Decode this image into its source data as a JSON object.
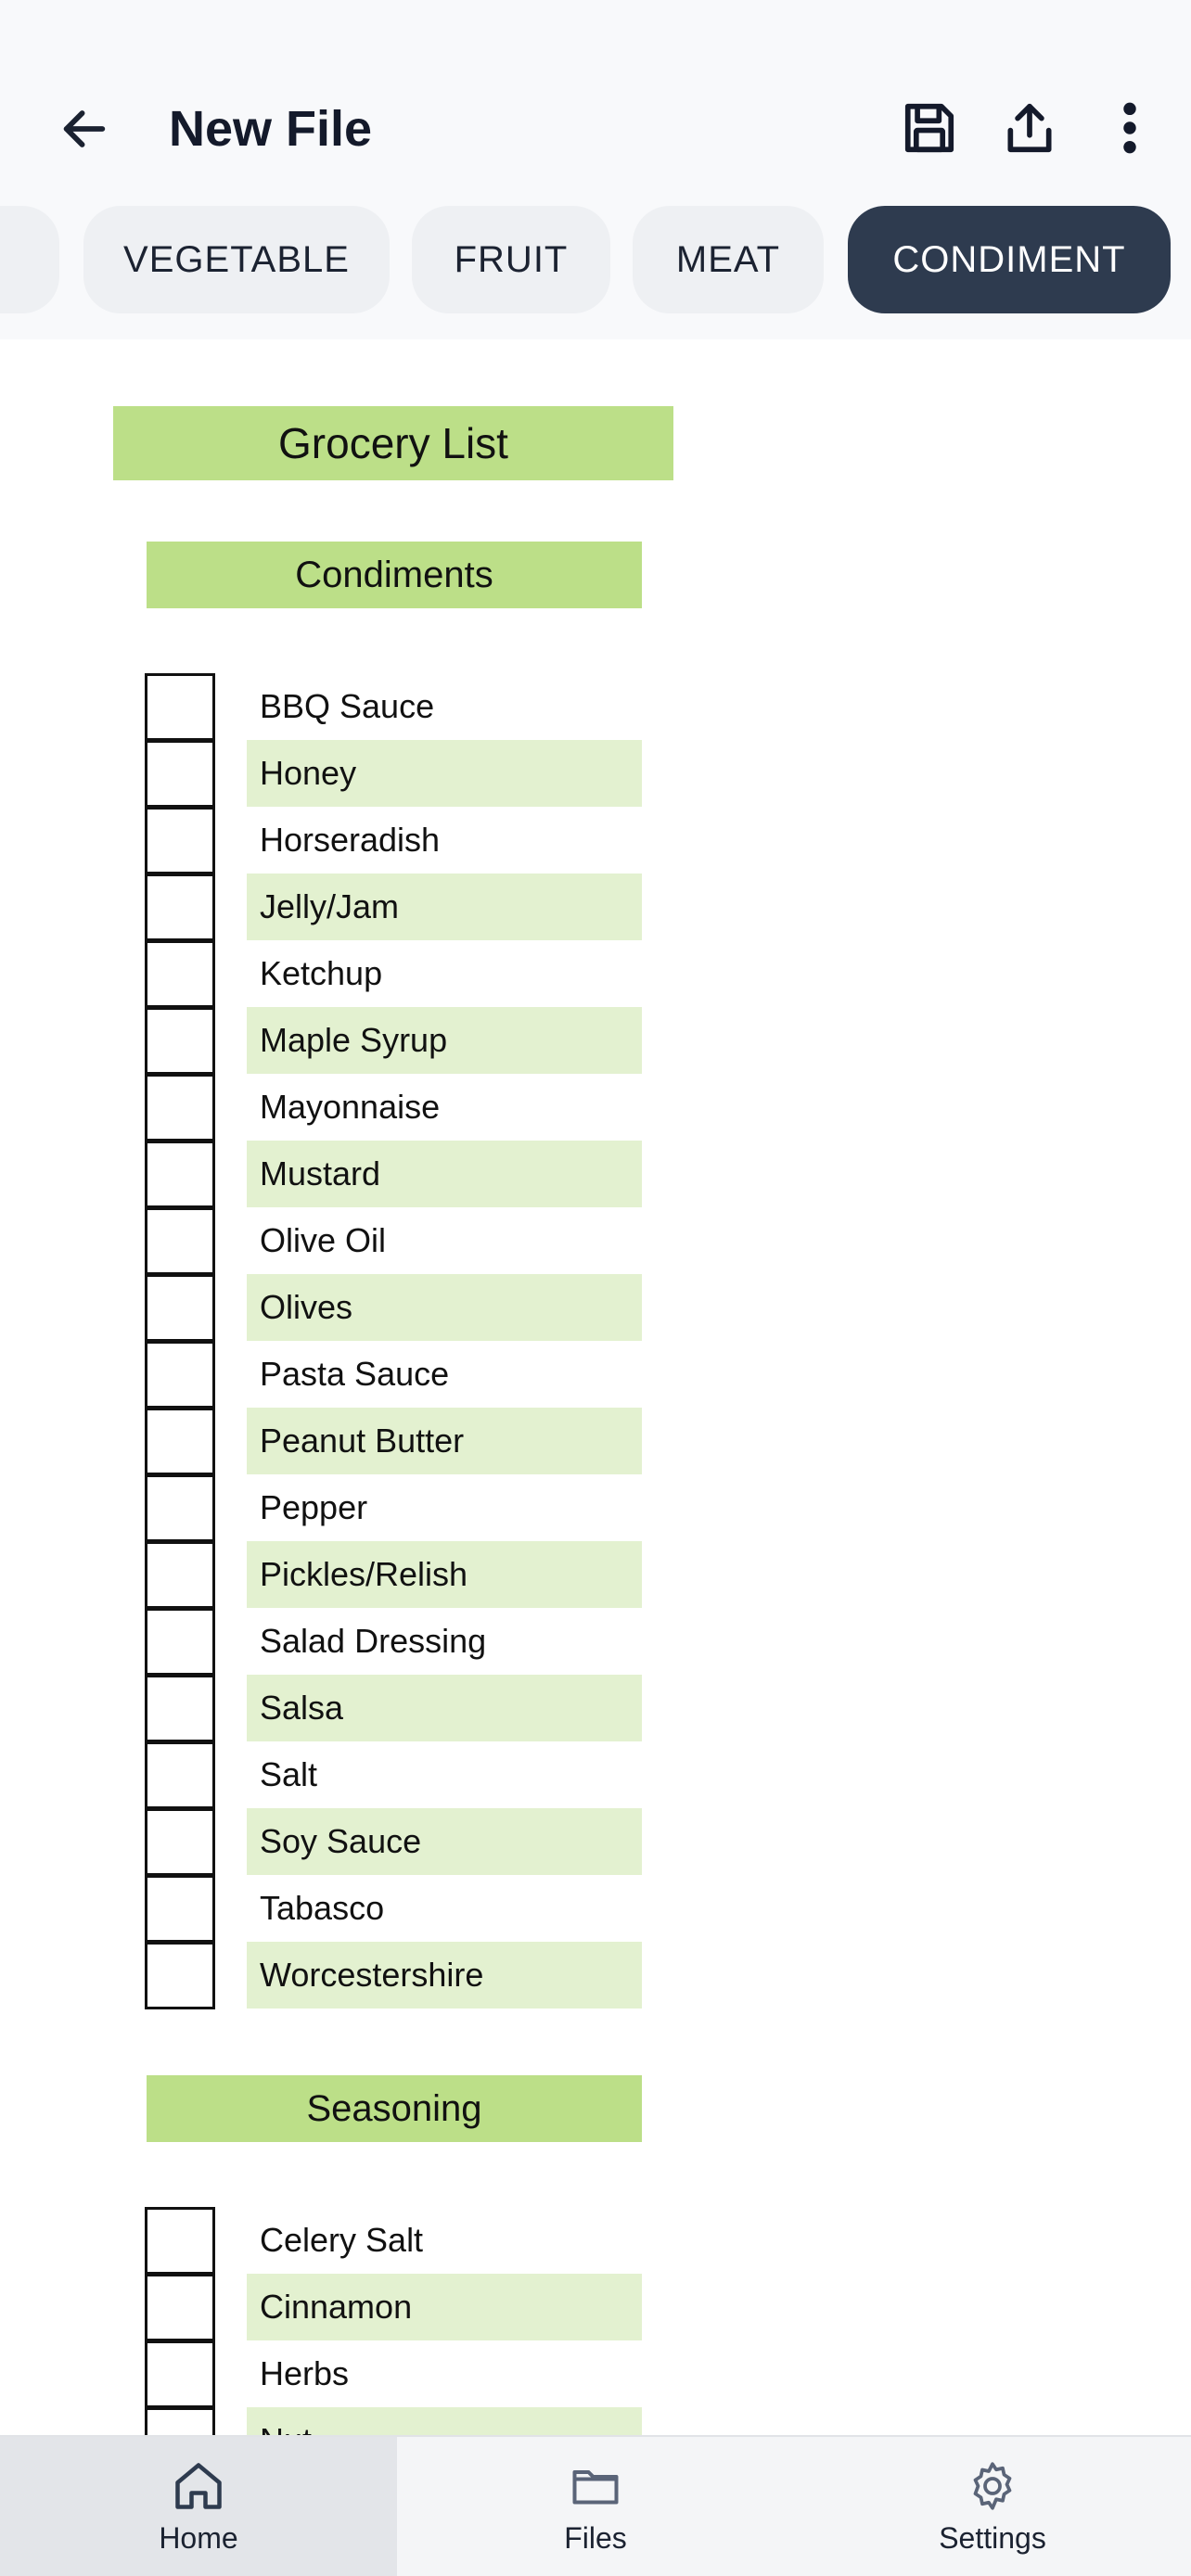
{
  "header": {
    "title": "New File",
    "back_icon": "arrow-left-icon",
    "actions": [
      "save-icon",
      "share-icon",
      "more-vertical-icon"
    ]
  },
  "tabs": [
    {
      "label": "",
      "active": false
    },
    {
      "label": "VEGETABLE",
      "active": false
    },
    {
      "label": "FRUIT",
      "active": false
    },
    {
      "label": "MEAT",
      "active": false
    },
    {
      "label": "CONDIMENT",
      "active": true
    }
  ],
  "sheet": {
    "title": "Grocery List",
    "sections": [
      {
        "name": "Condiments",
        "items": [
          "BBQ Sauce",
          "Honey",
          "Horseradish",
          "Jelly/Jam",
          "Ketchup",
          "Maple Syrup",
          "Mayonnaise",
          "Mustard",
          "Olive Oil",
          "Olives",
          "Pasta Sauce",
          "Peanut Butter",
          "Pepper",
          "Pickles/Relish",
          "Salad Dressing",
          "Salsa",
          "Salt",
          "Soy Sauce",
          "Tabasco",
          "Worcestershire"
        ]
      },
      {
        "name": "Seasoning",
        "items": [
          "Celery Salt",
          "Cinnamon",
          "Herbs",
          "Nut"
        ]
      }
    ]
  },
  "bottom_nav": [
    {
      "label": "Home",
      "icon": "home-icon",
      "active": true
    },
    {
      "label": "Files",
      "icon": "folder-icon",
      "active": false
    },
    {
      "label": "Settings",
      "icon": "gear-icon",
      "active": false
    }
  ],
  "colors": {
    "header_bg": "#f8f9fb",
    "tab_active_bg": "#2e3b4f",
    "section_green": "#bcdf88",
    "row_alt_green": "#e3f1d0"
  }
}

★ ★ ★ ★ ★ ★ ★

▶ **Prompt**
Word for word, quote the lines above. Omit the pictures.

▶ **Expected answer**
Decode this image into its source data as a JSON object.
{
  "header": {
    "title": "New File",
    "back_icon": "arrow-left-icon",
    "actions": [
      "save-icon",
      "share-icon",
      "more-vertical-icon"
    ]
  },
  "tabs": [
    {
      "label": "",
      "active": false
    },
    {
      "label": "VEGETABLE",
      "active": false
    },
    {
      "label": "FRUIT",
      "active": false
    },
    {
      "label": "MEAT",
      "active": false
    },
    {
      "label": "CONDIMENT",
      "active": true
    }
  ],
  "sheet": {
    "title": "Grocery List",
    "sections": [
      {
        "name": "Condiments",
        "items": [
          "BBQ Sauce",
          "Honey",
          "Horseradish",
          "Jelly/Jam",
          "Ketchup",
          "Maple Syrup",
          "Mayonnaise",
          "Mustard",
          "Olive Oil",
          "Olives",
          "Pasta Sauce",
          "Peanut Butter",
          "Pepper",
          "Pickles/Relish",
          "Salad Dressing",
          "Salsa",
          "Salt",
          "Soy Sauce",
          "Tabasco",
          "Worcestershire"
        ]
      },
      {
        "name": "Seasoning",
        "items": [
          "Celery Salt",
          "Cinnamon",
          "Herbs",
          "Nut"
        ]
      }
    ]
  },
  "bottom_nav": [
    {
      "label": "Home",
      "icon": "home-icon",
      "active": true
    },
    {
      "label": "Files",
      "icon": "folder-icon",
      "active": false
    },
    {
      "label": "Settings",
      "icon": "gear-icon",
      "active": false
    }
  ],
  "colors": {
    "header_bg": "#f8f9fb",
    "tab_active_bg": "#2e3b4f",
    "section_green": "#bcdf88",
    "row_alt_green": "#e3f1d0"
  }
}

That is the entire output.